**Records for the task:**

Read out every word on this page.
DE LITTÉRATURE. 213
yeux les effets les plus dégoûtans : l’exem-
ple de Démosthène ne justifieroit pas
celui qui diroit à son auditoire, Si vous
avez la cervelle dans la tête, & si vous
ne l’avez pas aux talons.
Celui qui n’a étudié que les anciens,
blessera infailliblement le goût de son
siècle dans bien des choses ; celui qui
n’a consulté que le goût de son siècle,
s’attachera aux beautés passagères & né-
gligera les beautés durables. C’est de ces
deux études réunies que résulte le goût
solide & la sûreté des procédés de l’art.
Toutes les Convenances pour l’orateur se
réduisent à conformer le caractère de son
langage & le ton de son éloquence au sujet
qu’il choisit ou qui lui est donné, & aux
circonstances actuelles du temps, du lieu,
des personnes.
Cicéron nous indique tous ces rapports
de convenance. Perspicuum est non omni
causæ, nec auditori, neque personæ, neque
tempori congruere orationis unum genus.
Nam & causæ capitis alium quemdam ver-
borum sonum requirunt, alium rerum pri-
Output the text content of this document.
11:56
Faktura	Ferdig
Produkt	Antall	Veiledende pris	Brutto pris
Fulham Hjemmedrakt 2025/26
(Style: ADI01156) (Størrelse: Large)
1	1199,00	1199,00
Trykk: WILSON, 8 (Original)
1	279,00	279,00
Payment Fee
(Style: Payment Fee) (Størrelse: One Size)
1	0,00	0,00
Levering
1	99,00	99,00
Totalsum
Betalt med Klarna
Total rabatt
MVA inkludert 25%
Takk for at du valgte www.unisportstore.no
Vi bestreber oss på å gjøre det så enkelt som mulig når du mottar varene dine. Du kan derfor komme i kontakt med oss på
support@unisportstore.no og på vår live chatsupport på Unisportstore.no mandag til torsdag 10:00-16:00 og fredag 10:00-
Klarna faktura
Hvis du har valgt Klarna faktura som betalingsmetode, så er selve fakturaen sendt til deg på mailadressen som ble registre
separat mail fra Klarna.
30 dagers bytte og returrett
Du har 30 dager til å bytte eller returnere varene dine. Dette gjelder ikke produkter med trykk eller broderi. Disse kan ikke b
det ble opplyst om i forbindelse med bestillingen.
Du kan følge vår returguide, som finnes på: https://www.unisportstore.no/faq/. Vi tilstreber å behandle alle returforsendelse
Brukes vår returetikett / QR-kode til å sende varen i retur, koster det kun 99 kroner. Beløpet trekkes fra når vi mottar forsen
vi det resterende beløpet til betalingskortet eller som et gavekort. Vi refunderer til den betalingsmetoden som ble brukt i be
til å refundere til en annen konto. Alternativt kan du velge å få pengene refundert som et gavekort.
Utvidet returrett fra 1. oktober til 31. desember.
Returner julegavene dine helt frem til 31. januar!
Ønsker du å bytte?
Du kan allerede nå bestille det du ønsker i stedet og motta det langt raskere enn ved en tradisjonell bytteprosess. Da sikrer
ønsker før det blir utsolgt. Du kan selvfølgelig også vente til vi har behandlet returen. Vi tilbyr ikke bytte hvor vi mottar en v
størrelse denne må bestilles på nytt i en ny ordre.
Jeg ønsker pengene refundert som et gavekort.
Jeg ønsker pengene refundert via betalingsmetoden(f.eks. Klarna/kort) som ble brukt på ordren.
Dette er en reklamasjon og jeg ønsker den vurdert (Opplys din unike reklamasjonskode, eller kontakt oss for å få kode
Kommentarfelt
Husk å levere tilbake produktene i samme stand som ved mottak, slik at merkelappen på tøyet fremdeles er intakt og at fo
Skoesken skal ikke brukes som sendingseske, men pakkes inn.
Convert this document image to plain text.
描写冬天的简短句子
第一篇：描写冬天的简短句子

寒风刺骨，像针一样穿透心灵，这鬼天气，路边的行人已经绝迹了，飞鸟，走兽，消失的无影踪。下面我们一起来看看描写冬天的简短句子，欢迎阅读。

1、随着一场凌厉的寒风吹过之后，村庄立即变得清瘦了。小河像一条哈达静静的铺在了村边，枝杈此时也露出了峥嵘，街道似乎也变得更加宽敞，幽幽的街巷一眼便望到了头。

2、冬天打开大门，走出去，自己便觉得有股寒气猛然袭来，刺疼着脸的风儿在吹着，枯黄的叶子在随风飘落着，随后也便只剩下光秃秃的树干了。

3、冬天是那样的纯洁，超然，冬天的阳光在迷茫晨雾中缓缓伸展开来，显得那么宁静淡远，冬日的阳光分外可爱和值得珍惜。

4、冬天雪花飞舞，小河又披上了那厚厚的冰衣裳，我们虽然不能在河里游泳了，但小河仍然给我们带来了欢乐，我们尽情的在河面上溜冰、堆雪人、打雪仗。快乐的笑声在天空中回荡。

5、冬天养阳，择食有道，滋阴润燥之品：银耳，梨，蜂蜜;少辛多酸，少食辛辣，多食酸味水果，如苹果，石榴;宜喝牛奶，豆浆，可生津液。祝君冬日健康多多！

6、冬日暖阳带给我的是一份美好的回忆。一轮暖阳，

**Goal of the exercise:**
From the entries above, copy every line where the word "eller" shows up.

**Solution for this exercise:**
Du har 30 dager til å bytte eller returnere varene dine. Dette gjelder ikke produkter med trykk eller broderi. Disse kan ikke b
vi det resterende beløpet til betalingskortet eller som et gavekort. Vi refunderer til den betalingsmetoden som ble brukt i be
Dette er en reklamasjon og jeg ønsker den vurdert (Opplys din unike reklamasjonskode, eller kontakt oss for å få kode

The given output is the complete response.